▶ **Work to complete**:
Pick out and copy every line below that has the word "Blue".

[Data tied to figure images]

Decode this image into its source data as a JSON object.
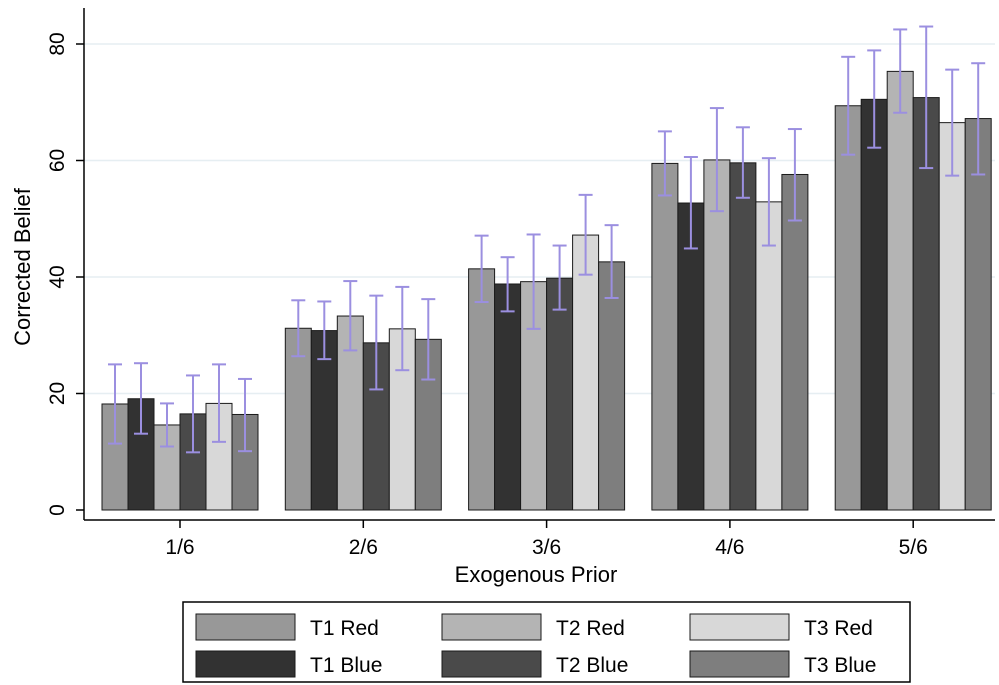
{
  "chart_data": {
    "type": "bar",
    "xlabel": "Exogenous Prior",
    "ylabel": "Corrected Belief",
    "ylim": [
      0,
      85
    ],
    "yticks": [
      0,
      20,
      40,
      60,
      80
    ],
    "categories": [
      "1/6",
      "2/6",
      "3/6",
      "4/6",
      "5/6"
    ],
    "grid": true,
    "legend_position": "bottom",
    "series": [
      {
        "name": "T1 Red",
        "color": "#989898",
        "values": [
          18.2,
          31.2,
          41.4,
          59.5,
          69.4
        ],
        "ci_low": [
          11.4,
          26.4,
          35.7,
          54.0,
          61.0
        ],
        "ci_high": [
          25.0,
          36.0,
          47.1,
          65.0,
          77.8
        ]
      },
      {
        "name": "T1 Blue",
        "color": "#323232",
        "values": [
          19.1,
          30.8,
          38.8,
          52.7,
          70.5
        ],
        "ci_low": [
          13.1,
          25.9,
          34.1,
          44.9,
          62.2
        ],
        "ci_high": [
          25.2,
          35.8,
          43.4,
          60.6,
          78.9
        ]
      },
      {
        "name": "T2 Red",
        "color": "#b4b4b4",
        "values": [
          14.6,
          33.3,
          39.2,
          60.1,
          75.3
        ],
        "ci_low": [
          10.9,
          27.4,
          31.1,
          51.3,
          68.2
        ],
        "ci_high": [
          18.3,
          39.3,
          47.3,
          69.0,
          82.5
        ]
      },
      {
        "name": "T2 Blue",
        "color": "#4a4a4a",
        "values": [
          16.5,
          28.7,
          39.8,
          59.6,
          70.8
        ],
        "ci_low": [
          9.9,
          20.7,
          34.4,
          53.6,
          58.7
        ],
        "ci_high": [
          23.1,
          36.8,
          45.4,
          65.7,
          83.0
        ]
      },
      {
        "name": "T3 Red",
        "color": "#d8d8d8",
        "values": [
          18.3,
          31.1,
          47.2,
          52.9,
          66.5
        ],
        "ci_low": [
          11.7,
          24.0,
          40.4,
          45.4,
          57.4
        ],
        "ci_high": [
          25.0,
          38.3,
          54.1,
          60.4,
          75.6
        ]
      },
      {
        "name": "T3 Blue",
        "color": "#7e7e7e",
        "values": [
          16.4,
          29.3,
          42.6,
          57.6,
          67.2
        ],
        "ci_low": [
          10.1,
          22.4,
          36.4,
          49.7,
          57.6
        ],
        "ci_high": [
          22.5,
          36.2,
          48.9,
          65.4,
          76.7
        ]
      }
    ],
    "error_bar_color": "#9b8fe0"
  }
}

▶ **Solution to this exercise**:
        "name": "T1 Blue",
        "name": "T2 Blue",
        "name": "T3 Blue",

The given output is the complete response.